--- begin ---

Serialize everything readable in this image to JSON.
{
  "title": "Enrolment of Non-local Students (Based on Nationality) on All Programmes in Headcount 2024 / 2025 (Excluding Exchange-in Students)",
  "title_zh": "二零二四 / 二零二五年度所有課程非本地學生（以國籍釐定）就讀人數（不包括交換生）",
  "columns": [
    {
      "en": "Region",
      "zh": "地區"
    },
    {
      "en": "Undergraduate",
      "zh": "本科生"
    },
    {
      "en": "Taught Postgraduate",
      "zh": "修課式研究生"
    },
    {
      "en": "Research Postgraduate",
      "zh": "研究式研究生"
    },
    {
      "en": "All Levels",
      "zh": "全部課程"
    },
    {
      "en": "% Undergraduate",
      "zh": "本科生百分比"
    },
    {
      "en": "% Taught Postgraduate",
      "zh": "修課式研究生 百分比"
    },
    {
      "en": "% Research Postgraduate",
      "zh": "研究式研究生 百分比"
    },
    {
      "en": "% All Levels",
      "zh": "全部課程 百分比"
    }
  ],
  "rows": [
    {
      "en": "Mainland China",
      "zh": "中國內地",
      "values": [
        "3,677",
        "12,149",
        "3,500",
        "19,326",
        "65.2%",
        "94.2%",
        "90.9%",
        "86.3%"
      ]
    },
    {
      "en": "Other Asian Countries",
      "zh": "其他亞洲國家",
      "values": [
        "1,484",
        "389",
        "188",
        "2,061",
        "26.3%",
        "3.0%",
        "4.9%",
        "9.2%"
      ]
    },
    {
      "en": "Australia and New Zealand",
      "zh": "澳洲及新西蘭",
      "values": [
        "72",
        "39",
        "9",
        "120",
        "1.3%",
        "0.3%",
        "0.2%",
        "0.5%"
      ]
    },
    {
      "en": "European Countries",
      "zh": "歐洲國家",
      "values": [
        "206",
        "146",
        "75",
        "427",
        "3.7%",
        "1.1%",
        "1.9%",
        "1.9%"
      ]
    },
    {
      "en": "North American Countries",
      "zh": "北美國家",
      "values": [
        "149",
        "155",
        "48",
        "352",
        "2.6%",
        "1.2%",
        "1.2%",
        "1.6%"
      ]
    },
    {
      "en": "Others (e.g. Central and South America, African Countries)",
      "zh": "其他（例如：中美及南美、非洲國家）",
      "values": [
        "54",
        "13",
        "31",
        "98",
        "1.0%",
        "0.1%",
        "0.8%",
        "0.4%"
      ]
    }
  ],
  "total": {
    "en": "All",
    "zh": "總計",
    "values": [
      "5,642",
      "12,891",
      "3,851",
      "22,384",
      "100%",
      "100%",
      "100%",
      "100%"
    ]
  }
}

--- end ---

● Given problem:
Copy the entries above exactly, leaving none out.

● Solution to this exercise:
Serialize everything readable in this image to JSON.
{
  "title": "Enrolment of Non-local Students (Based on Nationality) on All Programmes in Headcount 2024 / 2025 (Excluding Exchange-in Students)",
  "title_zh": "二零二四 / 二零二五年度所有課程非本地學生（以國籍釐定）就讀人數（不包括交換生）",
  "columns": [
    {
      "en": "Region",
      "zh": "地區"
    },
    {
      "en": "Undergraduate",
      "zh": "本科生"
    },
    {
      "en": "Taught Postgraduate",
      "zh": "修課式研究生"
    },
    {
      "en": "Research Postgraduate",
      "zh": "研究式研究生"
    },
    {
      "en": "All Levels",
      "zh": "全部課程"
    },
    {
      "en": "% Undergraduate",
      "zh": "本科生百分比"
    },
    {
      "en": "% Taught Postgraduate",
      "zh": "修課式研究生 百分比"
    },
    {
      "en": "% Research Postgraduate",
      "zh": "研究式研究生 百分比"
    },
    {
      "en": "% All Levels",
      "zh": "全部課程 百分比"
    }
  ],
  "rows": [
    {
      "en": "Mainland China",
      "zh": "中國內地",
      "values": [
        "3,677",
        "12,149",
        "3,500",
        "19,326",
        "65.2%",
        "94.2%",
        "90.9%",
        "86.3%"
      ]
    },
    {
      "en": "Other Asian Countries",
      "zh": "其他亞洲國家",
      "values": [
        "1,484",
        "389",
        "188",
        "2,061",
        "26.3%",
        "3.0%",
        "4.9%",
        "9.2%"
      ]
    },
    {
      "en": "Australia and New Zealand",
      "zh": "澳洲及新西蘭",
      "values": [
        "72",
        "39",
        "9",
        "120",
        "1.3%",
        "0.3%",
        "0.2%",
        "0.5%"
      ]
    },
    {
      "en": "European Countries",
      "zh": "歐洲國家",
      "values": [
        "206",
        "146",
        "75",
        "427",
        "3.7%",
        "1.1%",
        "1.9%",
        "1.9%"
      ]
    },
    {
      "en": "North American Countries",
      "zh": "北美國家",
      "values": [
        "149",
        "155",
        "48",
        "352",
        "2.6%",
        "1.2%",
        "1.2%",
        "1.6%"
      ]
    },
    {
      "en": "Others (e.g. Central and South America, African Countries)",
      "zh": "其他（例如：中美及南美、非洲國家）",
      "values": [
        "54",
        "13",
        "31",
        "98",
        "1.0%",
        "0.1%",
        "0.8%",
        "0.4%"
      ]
    }
  ],
  "total": {
    "en": "All",
    "zh": "總計",
    "values": [
      "5,642",
      "12,891",
      "3,851",
      "22,384",
      "100%",
      "100%",
      "100%",
      "100%"
    ]
  }
}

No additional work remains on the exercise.